====== SELECTED TEXT
Frogs (Xenopus laevis)
In 1930, British zoologist Lancelot Hogben (1895-1975) discovered an extract from a sheep’s gland caused frogs of the species Xenopus laevis to produce eggs. The extract contained a hormone that stimulates this ovulation. A similar hormone is present in the urine of pregnant women, and South African researchers Hillel Abbe Shapiro and Harry Zwarenstein used this phenomenon to turn the frog into a pregnancy test. The test worked by injecting a Xenopus frog with a woman’s urine. The frog was then put in a jar with a little water. If eggs were in the water a day later it meant the woman was pregnant.
============
====== INFORMATION SUPPLIED
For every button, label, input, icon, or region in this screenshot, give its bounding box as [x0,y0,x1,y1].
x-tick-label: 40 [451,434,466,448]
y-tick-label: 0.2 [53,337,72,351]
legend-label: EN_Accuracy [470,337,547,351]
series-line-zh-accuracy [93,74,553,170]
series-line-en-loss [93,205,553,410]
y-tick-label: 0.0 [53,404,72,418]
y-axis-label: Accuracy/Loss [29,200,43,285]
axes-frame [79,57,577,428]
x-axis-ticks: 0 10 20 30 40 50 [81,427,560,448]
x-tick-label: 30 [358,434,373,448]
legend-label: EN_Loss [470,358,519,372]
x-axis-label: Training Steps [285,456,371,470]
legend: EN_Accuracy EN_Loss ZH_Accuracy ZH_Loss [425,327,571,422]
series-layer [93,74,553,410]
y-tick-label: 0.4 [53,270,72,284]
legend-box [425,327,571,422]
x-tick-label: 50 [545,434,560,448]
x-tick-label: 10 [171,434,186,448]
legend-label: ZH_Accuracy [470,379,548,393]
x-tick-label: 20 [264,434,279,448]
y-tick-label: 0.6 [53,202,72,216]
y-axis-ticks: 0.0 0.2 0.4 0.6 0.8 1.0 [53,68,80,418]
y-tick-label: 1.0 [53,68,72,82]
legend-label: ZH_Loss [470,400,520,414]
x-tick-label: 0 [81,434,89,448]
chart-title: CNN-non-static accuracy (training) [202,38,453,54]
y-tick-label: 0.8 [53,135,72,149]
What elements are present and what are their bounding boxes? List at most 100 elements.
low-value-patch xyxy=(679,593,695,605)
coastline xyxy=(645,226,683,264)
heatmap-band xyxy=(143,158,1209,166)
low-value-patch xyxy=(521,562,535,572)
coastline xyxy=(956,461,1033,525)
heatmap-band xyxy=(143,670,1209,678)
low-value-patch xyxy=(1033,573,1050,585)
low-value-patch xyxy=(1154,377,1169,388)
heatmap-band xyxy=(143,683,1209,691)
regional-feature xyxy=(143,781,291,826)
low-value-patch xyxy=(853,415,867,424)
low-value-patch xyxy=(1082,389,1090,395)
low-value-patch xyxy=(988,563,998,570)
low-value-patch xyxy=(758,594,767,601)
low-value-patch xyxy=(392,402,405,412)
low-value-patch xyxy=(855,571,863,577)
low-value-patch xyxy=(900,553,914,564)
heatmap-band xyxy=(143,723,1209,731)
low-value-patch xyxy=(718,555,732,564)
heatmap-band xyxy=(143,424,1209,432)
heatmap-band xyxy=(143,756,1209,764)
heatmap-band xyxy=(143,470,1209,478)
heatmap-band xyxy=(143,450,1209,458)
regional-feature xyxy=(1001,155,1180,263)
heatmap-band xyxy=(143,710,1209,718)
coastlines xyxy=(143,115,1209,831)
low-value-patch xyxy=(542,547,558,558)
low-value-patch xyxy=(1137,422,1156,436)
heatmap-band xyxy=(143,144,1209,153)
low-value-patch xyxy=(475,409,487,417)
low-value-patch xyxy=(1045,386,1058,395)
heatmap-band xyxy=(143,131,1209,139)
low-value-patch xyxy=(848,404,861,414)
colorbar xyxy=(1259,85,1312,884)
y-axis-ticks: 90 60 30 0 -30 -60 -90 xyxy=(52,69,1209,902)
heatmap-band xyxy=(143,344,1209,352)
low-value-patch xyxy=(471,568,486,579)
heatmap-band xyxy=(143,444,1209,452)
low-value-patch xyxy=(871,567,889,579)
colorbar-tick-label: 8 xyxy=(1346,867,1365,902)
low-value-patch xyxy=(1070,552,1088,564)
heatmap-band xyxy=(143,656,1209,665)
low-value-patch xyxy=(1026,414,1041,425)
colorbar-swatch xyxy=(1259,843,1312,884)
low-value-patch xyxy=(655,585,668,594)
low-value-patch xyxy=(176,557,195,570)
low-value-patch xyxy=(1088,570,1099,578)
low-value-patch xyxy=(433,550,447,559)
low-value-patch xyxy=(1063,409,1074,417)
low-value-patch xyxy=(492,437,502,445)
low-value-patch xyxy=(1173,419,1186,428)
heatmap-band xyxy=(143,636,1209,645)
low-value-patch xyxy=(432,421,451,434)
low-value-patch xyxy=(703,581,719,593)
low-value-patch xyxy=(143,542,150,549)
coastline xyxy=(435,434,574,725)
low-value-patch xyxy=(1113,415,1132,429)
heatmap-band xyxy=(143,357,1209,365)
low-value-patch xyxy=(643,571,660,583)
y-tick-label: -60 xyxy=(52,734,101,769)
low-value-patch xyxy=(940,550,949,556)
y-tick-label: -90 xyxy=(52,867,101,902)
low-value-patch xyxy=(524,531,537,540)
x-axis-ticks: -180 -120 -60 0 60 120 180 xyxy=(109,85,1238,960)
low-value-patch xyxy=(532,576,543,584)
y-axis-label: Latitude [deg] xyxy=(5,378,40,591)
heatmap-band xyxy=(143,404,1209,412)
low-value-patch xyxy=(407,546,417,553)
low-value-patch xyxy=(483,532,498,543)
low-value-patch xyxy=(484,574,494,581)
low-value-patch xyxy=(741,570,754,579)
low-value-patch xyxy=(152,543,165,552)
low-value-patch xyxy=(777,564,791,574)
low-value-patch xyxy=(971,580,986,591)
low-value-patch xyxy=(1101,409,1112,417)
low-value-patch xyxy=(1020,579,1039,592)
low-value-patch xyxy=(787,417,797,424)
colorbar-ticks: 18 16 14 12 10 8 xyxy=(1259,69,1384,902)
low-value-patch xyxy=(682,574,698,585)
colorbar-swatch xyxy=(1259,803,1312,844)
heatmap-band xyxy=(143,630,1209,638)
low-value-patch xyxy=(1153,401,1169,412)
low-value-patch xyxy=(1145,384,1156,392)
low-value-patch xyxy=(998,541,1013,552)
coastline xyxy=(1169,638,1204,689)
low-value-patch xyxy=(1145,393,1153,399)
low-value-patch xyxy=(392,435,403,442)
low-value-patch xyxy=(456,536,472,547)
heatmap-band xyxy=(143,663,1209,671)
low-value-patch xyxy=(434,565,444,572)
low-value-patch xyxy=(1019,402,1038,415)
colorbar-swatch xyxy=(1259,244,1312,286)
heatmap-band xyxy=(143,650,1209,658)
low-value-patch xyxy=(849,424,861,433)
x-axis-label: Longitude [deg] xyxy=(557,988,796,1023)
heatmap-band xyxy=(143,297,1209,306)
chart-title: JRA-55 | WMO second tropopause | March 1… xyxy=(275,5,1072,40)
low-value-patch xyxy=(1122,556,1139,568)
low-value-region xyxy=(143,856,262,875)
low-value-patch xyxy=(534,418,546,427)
============
EXERCISE — Please list every person named in the text about Xenopus frogs.

ANSWER TO THIS EXERCISE — Lancelot Hogben, Hillel Abbe Shapiro, Harry Zwarenstein